Work to complete
Output the full material exactly as it appears here.

- - - -

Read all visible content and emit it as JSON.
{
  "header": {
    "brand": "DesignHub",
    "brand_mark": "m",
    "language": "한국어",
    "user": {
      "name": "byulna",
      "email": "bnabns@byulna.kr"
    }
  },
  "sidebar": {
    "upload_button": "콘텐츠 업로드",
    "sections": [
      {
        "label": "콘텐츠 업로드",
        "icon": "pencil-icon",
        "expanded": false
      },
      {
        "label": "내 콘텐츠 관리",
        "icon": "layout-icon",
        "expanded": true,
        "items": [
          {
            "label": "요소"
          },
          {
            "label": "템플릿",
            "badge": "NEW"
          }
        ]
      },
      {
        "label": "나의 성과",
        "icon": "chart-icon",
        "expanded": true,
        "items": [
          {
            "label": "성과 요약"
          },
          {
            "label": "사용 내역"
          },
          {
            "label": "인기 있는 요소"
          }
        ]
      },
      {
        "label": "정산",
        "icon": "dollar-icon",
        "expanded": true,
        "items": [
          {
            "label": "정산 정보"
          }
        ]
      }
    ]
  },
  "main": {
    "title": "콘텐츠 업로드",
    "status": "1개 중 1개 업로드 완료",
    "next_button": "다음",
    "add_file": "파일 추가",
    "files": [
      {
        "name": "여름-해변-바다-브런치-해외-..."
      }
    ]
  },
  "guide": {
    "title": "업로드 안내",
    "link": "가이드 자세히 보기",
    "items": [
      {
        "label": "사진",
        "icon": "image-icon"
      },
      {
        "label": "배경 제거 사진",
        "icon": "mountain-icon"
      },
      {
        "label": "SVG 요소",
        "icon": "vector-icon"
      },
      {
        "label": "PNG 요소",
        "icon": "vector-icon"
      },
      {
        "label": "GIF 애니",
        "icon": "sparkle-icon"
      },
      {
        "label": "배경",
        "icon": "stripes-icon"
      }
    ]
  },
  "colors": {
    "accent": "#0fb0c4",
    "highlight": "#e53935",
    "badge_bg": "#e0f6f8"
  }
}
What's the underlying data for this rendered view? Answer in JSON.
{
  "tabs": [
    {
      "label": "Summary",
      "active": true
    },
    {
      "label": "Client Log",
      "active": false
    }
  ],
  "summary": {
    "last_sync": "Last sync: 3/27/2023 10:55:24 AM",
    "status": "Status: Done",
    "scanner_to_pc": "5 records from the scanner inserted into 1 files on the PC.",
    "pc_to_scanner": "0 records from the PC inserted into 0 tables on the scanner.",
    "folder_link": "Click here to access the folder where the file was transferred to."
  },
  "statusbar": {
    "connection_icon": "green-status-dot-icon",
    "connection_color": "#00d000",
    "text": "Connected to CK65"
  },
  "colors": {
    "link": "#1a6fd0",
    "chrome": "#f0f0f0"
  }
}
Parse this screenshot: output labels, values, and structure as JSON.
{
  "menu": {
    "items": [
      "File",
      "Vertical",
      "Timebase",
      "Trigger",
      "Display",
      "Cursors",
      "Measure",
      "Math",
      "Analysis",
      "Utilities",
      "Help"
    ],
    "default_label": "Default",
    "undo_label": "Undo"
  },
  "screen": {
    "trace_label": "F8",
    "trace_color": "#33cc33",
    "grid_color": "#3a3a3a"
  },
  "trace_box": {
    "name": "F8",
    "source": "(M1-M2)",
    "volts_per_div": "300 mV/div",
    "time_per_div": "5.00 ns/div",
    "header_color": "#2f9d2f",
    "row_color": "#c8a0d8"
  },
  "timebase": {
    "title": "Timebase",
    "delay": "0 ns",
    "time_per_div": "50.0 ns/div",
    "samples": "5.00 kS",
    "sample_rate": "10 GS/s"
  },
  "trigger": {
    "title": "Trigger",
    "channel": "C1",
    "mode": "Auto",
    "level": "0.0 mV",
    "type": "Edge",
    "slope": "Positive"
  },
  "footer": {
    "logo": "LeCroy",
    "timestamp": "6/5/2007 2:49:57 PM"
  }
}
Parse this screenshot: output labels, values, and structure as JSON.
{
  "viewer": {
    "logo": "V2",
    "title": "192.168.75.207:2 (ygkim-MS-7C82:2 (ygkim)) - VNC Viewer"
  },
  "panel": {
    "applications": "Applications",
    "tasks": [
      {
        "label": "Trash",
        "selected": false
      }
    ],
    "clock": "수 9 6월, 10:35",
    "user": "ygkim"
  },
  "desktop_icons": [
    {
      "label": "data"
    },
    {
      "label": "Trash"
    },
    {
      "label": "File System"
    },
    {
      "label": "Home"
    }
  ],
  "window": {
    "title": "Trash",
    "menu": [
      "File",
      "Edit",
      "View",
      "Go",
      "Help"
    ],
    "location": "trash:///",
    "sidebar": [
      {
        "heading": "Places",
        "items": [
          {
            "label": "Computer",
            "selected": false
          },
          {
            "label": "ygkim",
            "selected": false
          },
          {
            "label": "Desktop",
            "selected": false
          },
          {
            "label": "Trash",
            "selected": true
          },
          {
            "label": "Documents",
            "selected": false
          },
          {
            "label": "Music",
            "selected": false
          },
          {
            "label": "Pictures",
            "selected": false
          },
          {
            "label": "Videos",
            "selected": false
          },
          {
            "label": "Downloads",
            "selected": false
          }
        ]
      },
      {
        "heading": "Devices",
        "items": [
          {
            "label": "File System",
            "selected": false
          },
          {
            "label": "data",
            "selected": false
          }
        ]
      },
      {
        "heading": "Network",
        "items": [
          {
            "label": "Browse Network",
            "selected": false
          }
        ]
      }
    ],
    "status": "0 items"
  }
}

- - - -

The response
Read all visible content and emit it as JSON.
{
  "header": {
    "brand": "DesignHub",
    "brand_mark": "m",
    "language": "한국어",
    "user": {
      "name": "byulna",
      "email": "bnabns@byulna.kr"
    }
  },
  "sidebar": {
    "upload_button": "콘텐츠 업로드",
    "sections": [
      {
        "label": "콘텐츠 업로드",
        "icon": "pencil-icon",
        "expanded": false
      },
      {
        "label": "내 콘텐츠 관리",
        "icon": "layout-icon",
        "expanded": true,
        "items": [
          {
            "label": "요소"
          },
          {
            "label": "템플릿",
            "badge": "NEW"
          }
        ]
      },
      {
        "label": "나의 성과",
        "icon": "chart-icon",
        "expanded": true,
        "items": [
          {
            "label": "성과 요약"
          },
          {
            "label": "사용 내역"
          },
          {
            "label": "인기 있는 요소"
          }
        ]
      },
      {
        "label": "정산",
        "icon": "dollar-icon",
        "expanded": true,
        "items": [
          {
            "label": "정산 정보"
          }
        ]
      }
    ]
  },
  "main": {
    "title": "콘텐츠 업로드",
    "status": "1개 중 1개 업로드 완료",
    "next_button": "다음",
    "add_file": "파일 추가",
    "files": [
      {
        "name": "여름-해변-바다-브런치-해외-..."
      }
    ]
  },
  "guide": {
    "title": "업로드 안내",
    "link": "가이드 자세히 보기",
    "items": [
      {
        "label": "사진",
        "icon": "image-icon"
      },
      {
        "label": "배경 제거 사진",
        "icon": "mountain-icon"
      },
      {
        "label": "SVG 요소",
        "icon": "vector-icon"
      },
      {
        "label": "PNG 요소",
        "icon": "vector-icon"
      },
      {
        "label": "GIF 애니",
        "icon": "sparkle-icon"
      },
      {
        "label": "배경",
        "icon": "stripes-icon"
      }
    ]
  },
  "colors": {
    "accent": "#0fb0c4",
    "highlight": "#e53935",
    "badge_bg": "#e0f6f8"
  }
}
What's the underlying data for this rendered view? Answer in JSON.
{
  "tabs": [
    {
      "label": "Summary",
      "active": true
    },
    {
      "label": "Client Log",
      "active": false
    }
  ],
  "summary": {
    "last_sync": "Last sync: 3/27/2023 10:55:24 AM",
    "status": "Status: Done",
    "scanner_to_pc": "5 records from the scanner inserted into 1 files on the PC.",
    "pc_to_scanner": "0 records from the PC inserted into 0 tables on the scanner.",
    "folder_link": "Click here to access the folder where the file was transferred to."
  },
  "statusbar": {
    "connection_icon": "green-status-dot-icon",
    "connection_color": "#00d000",
    "text": "Connected to CK65"
  },
  "colors": {
    "link": "#1a6fd0",
    "chrome": "#f0f0f0"
  }
}
Parse this screenshot: output labels, values, and structure as JSON.
{
  "menu": {
    "items": [
      "File",
      "Vertical",
      "Timebase",
      "Trigger",
      "Display",
      "Cursors",
      "Measure",
      "Math",
      "Analysis",
      "Utilities",
      "Help"
    ],
    "default_label": "Default",
    "undo_label": "Undo"
  },
  "screen": {
    "trace_label": "F8",
    "trace_color": "#33cc33",
    "grid_color": "#3a3a3a"
  },
  "trace_box": {
    "name": "F8",
    "source": "(M1-M2)",
    "volts_per_div": "300 mV/div",
    "time_per_div": "5.00 ns/div",
    "header_color": "#2f9d2f",
    "row_color": "#c8a0d8"
  },
  "timebase": {
    "title": "Timebase",
    "delay": "0 ns",
    "time_per_div": "50.0 ns/div",
    "samples": "5.00 kS",
    "sample_rate": "10 GS/s"
  },
  "trigger": {
    "title": "Trigger",
    "channel": "C1",
    "mode": "Auto",
    "level": "0.0 mV",
    "type": "Edge",
    "slope": "Positive"
  },
  "footer": {
    "logo": "LeCroy",
    "timestamp": "6/5/2007 2:49:57 PM"
  }
}
Parse this screenshot: output labels, values, and structure as JSON.
{
  "viewer": {
    "logo": "V2",
    "title": "192.168.75.207:2 (ygkim-MS-7C82:2 (ygkim)) - VNC Viewer"
  },
  "panel": {
    "applications": "Applications",
    "tasks": [
      {
        "label": "Trash",
        "selected": false
      }
    ],
    "clock": "수 9 6월, 10:35",
    "user": "ygkim"
  },
  "desktop_icons": [
    {
      "label": "data"
    },
    {
      "label": "Trash"
    },
    {
      "label": "File System"
    },
    {
      "label": "Home"
    }
  ],
  "window": {
    "title": "Trash",
    "menu": [
      "File",
      "Edit",
      "View",
      "Go",
      "Help"
    ],
    "location": "trash:///",
    "sidebar": [
      {
        "heading": "Places",
        "items": [
          {
            "label": "Computer",
            "selected": false
          },
          {
            "label": "ygkim",
            "selected": false
          },
          {
            "label": "Desktop",
            "selected": false
          },
          {
            "label": "Trash",
            "selected": true
          },
          {
            "label": "Documents",
            "selected": false
          },
          {
            "label": "Music",
            "selected": false
          },
          {
            "label": "Pictures",
            "selected": false
          },
          {
            "label": "Videos",
            "selected": false
          },
          {
            "label": "Downloads",
            "selected": false
          }
        ]
      },
      {
        "heading": "Devices",
        "items": [
          {
            "label": "File System",
            "selected": false
          },
          {
            "label": "data",
            "selected": false
          }
        ]
      },
      {
        "heading": "Network",
        "items": [
          {
            "label": "Browse Network",
            "selected": false
          }
        ]
      }
    ],
    "status": "0 items"
  }
}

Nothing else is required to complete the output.